[START OF Entries shown]

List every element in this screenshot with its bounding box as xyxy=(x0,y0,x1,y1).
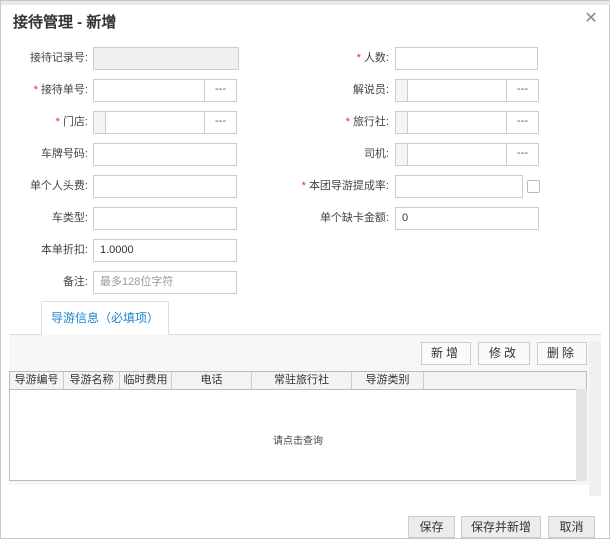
add-reception-dialog: 接待管理 - 新增 ✕ 接待记录号: * 人数: * 接待单号: --- 解说员: … xyxy=(0,0,610,539)
explainer-lookup[interactable]: --- xyxy=(395,79,539,102)
discount-label: 本单折扣: xyxy=(40,244,88,256)
tab-guide-info[interactable]: 导游信息（必填项） xyxy=(41,301,169,335)
explainer-picker-button[interactable]: --- xyxy=(506,80,538,101)
per-head-fee-label: 单个人头费: xyxy=(29,180,88,192)
guide-rate-checkbox[interactable] xyxy=(527,180,540,193)
delete-guide-button[interactable]: 删除 xyxy=(537,342,587,365)
grid-scrollbar[interactable] xyxy=(576,389,587,481)
remark-label: 备注: xyxy=(62,276,88,288)
agency-picker-button[interactable]: --- xyxy=(506,112,538,133)
reception-no-field[interactable] xyxy=(94,80,204,101)
reception-no-picker-button[interactable]: --- xyxy=(204,80,236,101)
save-and-new-button[interactable]: 保存并新增 xyxy=(461,516,541,538)
column-header[interactable]: 常驻旅行社 xyxy=(252,372,352,389)
store-field[interactable] xyxy=(106,112,204,133)
column-header[interactable]: 导游类别 xyxy=(352,372,424,389)
per-head-fee-field[interactable] xyxy=(93,175,237,198)
close-icon[interactable]: ✕ xyxy=(583,10,599,28)
guide-rate-field[interactable] xyxy=(395,175,523,198)
discount-field[interactable]: 1.0000 xyxy=(93,239,237,262)
reception-no-label: * 接待单号: xyxy=(33,84,88,96)
column-header[interactable]: 临时费用 xyxy=(120,372,172,389)
explainer-field[interactable] xyxy=(408,80,506,101)
record-no-field[interactable] xyxy=(93,47,239,70)
guide-rate-label: * 本团导游提成率: xyxy=(301,180,389,192)
card-amount-field[interactable]: 0 xyxy=(395,207,539,230)
add-guide-button[interactable]: 新增 xyxy=(421,342,471,365)
column-header[interactable]: 导游名称 xyxy=(64,372,120,389)
grid-header: 导游编号 导游名称 临时费用 电话 常驻旅行社 导游类别 xyxy=(10,372,586,390)
guide-grid: 导游编号 导游名称 临时费用 电话 常驻旅行社 导游类别 请点击查询 xyxy=(9,371,587,481)
car-type-field[interactable] xyxy=(93,207,237,230)
driver-field[interactable] xyxy=(408,144,506,165)
record-no-label: 接待记录号: xyxy=(29,52,88,64)
plate-label: 车牌号码: xyxy=(40,148,88,160)
agency-label: * 旅行社: xyxy=(345,116,389,128)
reception-no-lookup[interactable]: --- xyxy=(93,79,237,102)
plate-field[interactable] xyxy=(93,143,237,166)
dialog-title: 接待管理 - 新增 xyxy=(13,14,117,31)
store-picker-button[interactable]: --- xyxy=(204,112,236,133)
card-amount-label: 单个缺卡金额: xyxy=(319,212,389,224)
driver-picker-button[interactable]: --- xyxy=(506,144,538,165)
edit-guide-button[interactable]: 修改 xyxy=(478,342,530,365)
car-type-label: 车类型: xyxy=(51,212,88,224)
agency-field[interactable] xyxy=(408,112,506,133)
agency-lookup[interactable]: --- xyxy=(395,111,539,134)
explainer-label: 解说员: xyxy=(352,84,389,96)
people-field[interactable] xyxy=(395,47,538,70)
column-header[interactable]: 电话 xyxy=(172,372,252,389)
driver-label: 司机: xyxy=(363,148,389,160)
store-lookup[interactable]: --- xyxy=(93,111,237,134)
empty-grid-message: 请点击查询 xyxy=(273,436,323,447)
remark-field[interactable]: 最多128位字符 xyxy=(93,271,237,294)
background-strip xyxy=(1,1,610,5)
store-label: * 门店: xyxy=(55,116,88,128)
cancel-button[interactable]: 取消 xyxy=(548,516,595,538)
save-button[interactable]: 保存 xyxy=(408,516,455,538)
driver-lookup[interactable]: --- xyxy=(395,143,539,166)
people-label: * 人数: xyxy=(356,52,389,64)
column-header[interactable]: 导游编号 xyxy=(10,372,64,389)
panel-scrollbar[interactable] xyxy=(589,341,601,496)
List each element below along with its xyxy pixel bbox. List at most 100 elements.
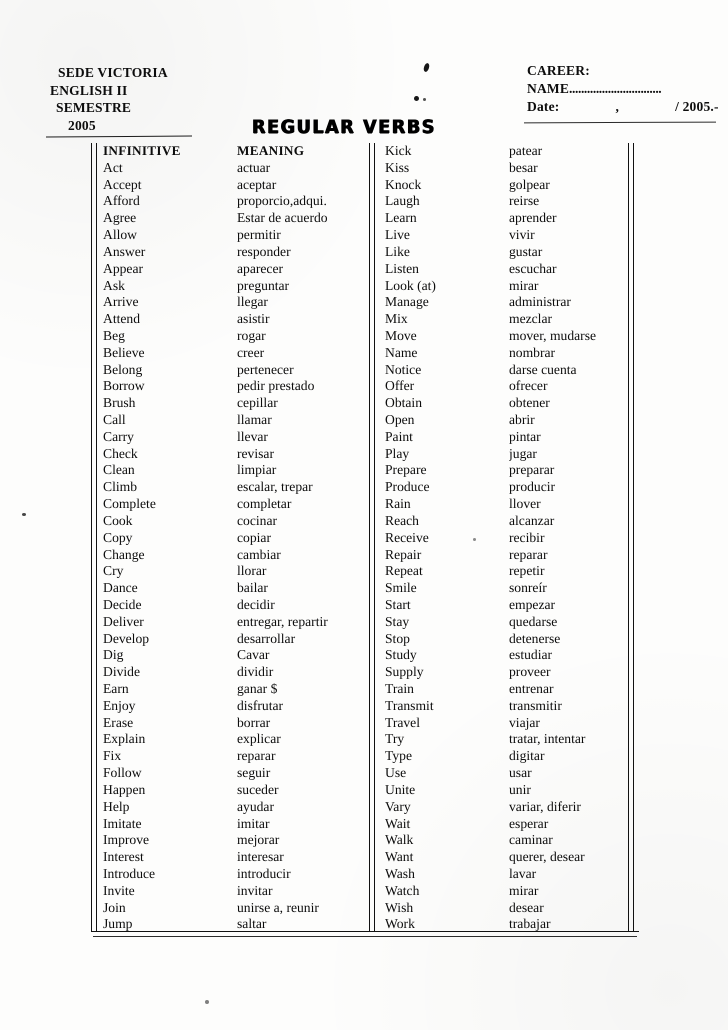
verb-meaning: rogar <box>237 327 266 343</box>
verb-row: Help ayudar <box>103 799 365 816</box>
verb-infinitive: Climb <box>103 479 137 495</box>
verb-row: Wash lavar <box>385 866 625 883</box>
verb-row: Kiss besar <box>385 160 625 177</box>
verb-infinitive: Complete <box>103 496 156 512</box>
verb-meaning: querer, desear <box>509 849 585 865</box>
verb-infinitive: Stay <box>385 613 410 629</box>
verb-meaning: darse cuenta <box>509 361 577 377</box>
verb-infinitive: Rain <box>385 496 411 512</box>
verb-row: Explain explicar <box>103 731 365 748</box>
verb-row: Belong pertenecer <box>103 362 365 379</box>
verb-row: Listen escuchar <box>385 261 625 278</box>
verb-row: Cry llorar <box>103 563 365 580</box>
verb-infinitive: Paint <box>385 428 413 444</box>
verb-row: Try tratar, intentar <box>385 731 625 748</box>
verb-infinitive: Answer <box>103 243 146 259</box>
verb-infinitive: Join <box>103 899 126 915</box>
verb-row: Start empezar <box>385 597 625 614</box>
verb-row: Answer responder <box>103 244 365 261</box>
verb-infinitive: Ask <box>103 277 125 293</box>
verb-meaning: preguntar <box>237 277 290 293</box>
verb-meaning: aparecer <box>237 260 284 276</box>
verb-infinitive: Appear <box>103 260 144 276</box>
verb-rows-left: Act actuar Accept aceptar Afford proporcio,ad… <box>103 160 365 933</box>
verb-meaning: llevar <box>237 428 268 444</box>
verb-meaning: producir <box>509 479 556 495</box>
verb-meaning: imitar <box>237 815 270 831</box>
table-border-bottom-outer <box>91 931 639 932</box>
table-border-center-right <box>373 143 375 932</box>
verb-row: Move mover, mudarse <box>385 328 625 345</box>
verb-infinitive: Check <box>103 445 138 461</box>
verb-meaning: ofrecer <box>509 378 548 394</box>
table-border-left-inner <box>95 143 97 932</box>
verb-meaning: permitir <box>237 227 281 243</box>
verb-row: Improve mejorar <box>103 832 365 849</box>
ink-smudge <box>22 513 26 516</box>
verb-infinitive: Train <box>385 681 414 696</box>
verb-infinitive: Belong <box>103 361 143 377</box>
verb-row: Beg rogar <box>103 328 365 345</box>
ink-smudge <box>423 98 426 101</box>
verb-row: Receive recibir <box>385 530 625 547</box>
header-infinitive: INFINITIVE <box>103 143 181 158</box>
verb-meaning: desear <box>509 899 544 915</box>
verb-row: Join unirse a, reunir <box>103 900 365 917</box>
verb-meaning: tratar, intentar <box>509 731 586 747</box>
verb-infinitive: Offer <box>385 378 415 394</box>
verb-meaning: asistir <box>237 311 270 327</box>
verb-meaning: nombrar <box>509 344 556 360</box>
verb-meaning: ganar $ <box>237 681 278 696</box>
verb-meaning: decidir <box>237 596 275 612</box>
verb-meaning: mezclar <box>509 311 553 327</box>
verb-meaning: llover <box>509 496 541 512</box>
verb-infinitive: Laugh <box>385 193 420 209</box>
verb-infinitive: Brush <box>103 395 136 411</box>
verb-infinitive: Improve <box>103 832 150 848</box>
verb-infinitive: Produce <box>385 479 430 495</box>
verb-meaning: preparar <box>509 462 555 478</box>
verb-row: Enjoy disfrutar <box>103 698 365 715</box>
verb-row: Allow permitir <box>103 227 365 244</box>
verb-row: Prepare preparar <box>385 462 625 479</box>
verb-row: Paint pintar <box>385 429 625 446</box>
verb-meaning: mirar <box>509 277 539 293</box>
verb-infinitive: Beg <box>103 327 125 343</box>
verb-row: Ask preguntar <box>103 278 365 295</box>
verb-infinitive: Notice <box>385 361 422 377</box>
verb-row: Wish desear <box>385 900 625 917</box>
verb-meaning: disfrutar <box>237 697 284 713</box>
verb-row: Live vivir <box>385 227 625 244</box>
verb-row: Repeat repetir <box>385 563 625 580</box>
verb-meaning: mejorar <box>237 832 280 848</box>
verb-infinitive: Accept <box>103 176 142 192</box>
verb-row: Invite invitar <box>103 883 365 900</box>
verb-infinitive: Travel <box>385 714 420 730</box>
verb-meaning: limpiar <box>237 462 277 478</box>
verb-row: Train entrenar <box>385 681 625 698</box>
verb-infinitive: Cry <box>103 563 124 579</box>
verb-infinitive: Manage <box>385 294 429 310</box>
verb-meaning: ayudar <box>237 798 274 814</box>
table-border-left-outer <box>91 143 92 932</box>
verb-row: Arrive llegar <box>103 294 365 311</box>
verb-row: Accept aceptar <box>103 177 365 194</box>
verb-infinitive: Afford <box>103 193 140 209</box>
verb-row: Smile sonreír <box>385 580 625 597</box>
institution-line-2: ENGLISH II <box>50 82 128 98</box>
header-right-divider <box>523 121 717 124</box>
verb-infinitive: Unite <box>385 781 416 797</box>
institution-header: SEDE VICTORIA ENGLISH II SEMESTRE 2005 <box>44 64 274 134</box>
verb-infinitive: Introduce <box>103 865 156 881</box>
verb-meaning: golpear <box>509 176 550 192</box>
verb-meaning: transmitir <box>509 697 562 713</box>
career-label: CAREER: <box>527 63 590 78</box>
verb-infinitive: Earn <box>103 681 129 696</box>
name-field-line: NAME............................... <box>527 80 723 98</box>
verb-row: Divide dividir <box>103 664 365 681</box>
ink-smudge <box>422 62 431 73</box>
verb-infinitive: Clean <box>103 462 135 478</box>
verb-meaning: copiar <box>237 529 271 545</box>
verb-infinitive: Explain <box>103 731 146 747</box>
verb-infinitive: Type <box>385 748 412 764</box>
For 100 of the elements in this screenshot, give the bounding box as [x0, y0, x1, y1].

[END OF Entries shown]

◆ What you need to do ◆
Rewrite the stretch from the line containing "add-reception-dialog: 接待管理 - 新增" through the line containing "per-head-fee-field[interactable] xyxy=(93,175,237,198)", changing "picker-button" to "select-button" wherever it appears and keeping everything else the same.

◆ Response ◆
add-reception-dialog: 接待管理 - 新增 ✕ 接待记录号: * 人数: * 接待单号: --- 解说员: … xyxy=(0,0,610,539)
explainer-lookup[interactable]: --- xyxy=(395,79,539,102)
discount-label: 本单折扣: xyxy=(40,244,88,256)
tab-guide-info[interactable]: 导游信息（必填项） xyxy=(41,301,169,335)
explainer-select-button[interactable]: --- xyxy=(506,80,538,101)
per-head-fee-label: 单个人头费: xyxy=(29,180,88,192)
guide-rate-checkbox[interactable] xyxy=(527,180,540,193)
delete-guide-button[interactable]: 删除 xyxy=(537,342,587,365)
grid-scrollbar[interactable] xyxy=(576,389,587,481)
remark-label: 备注: xyxy=(62,276,88,288)
agency-select-button[interactable]: --- xyxy=(506,112,538,133)
reception-no-field[interactable] xyxy=(94,80,204,101)
reception-no-select-button[interactable]: --- xyxy=(204,80,236,101)
save-and-new-button[interactable]: 保存并新增 xyxy=(461,516,541,538)
column-header[interactable]: 常驻旅行社 xyxy=(252,372,352,389)
store-field[interactable] xyxy=(106,112,204,133)
column-header[interactable]: 导游类别 xyxy=(352,372,424,389)
per-head-fee-field[interactable] xyxy=(93,175,237,198)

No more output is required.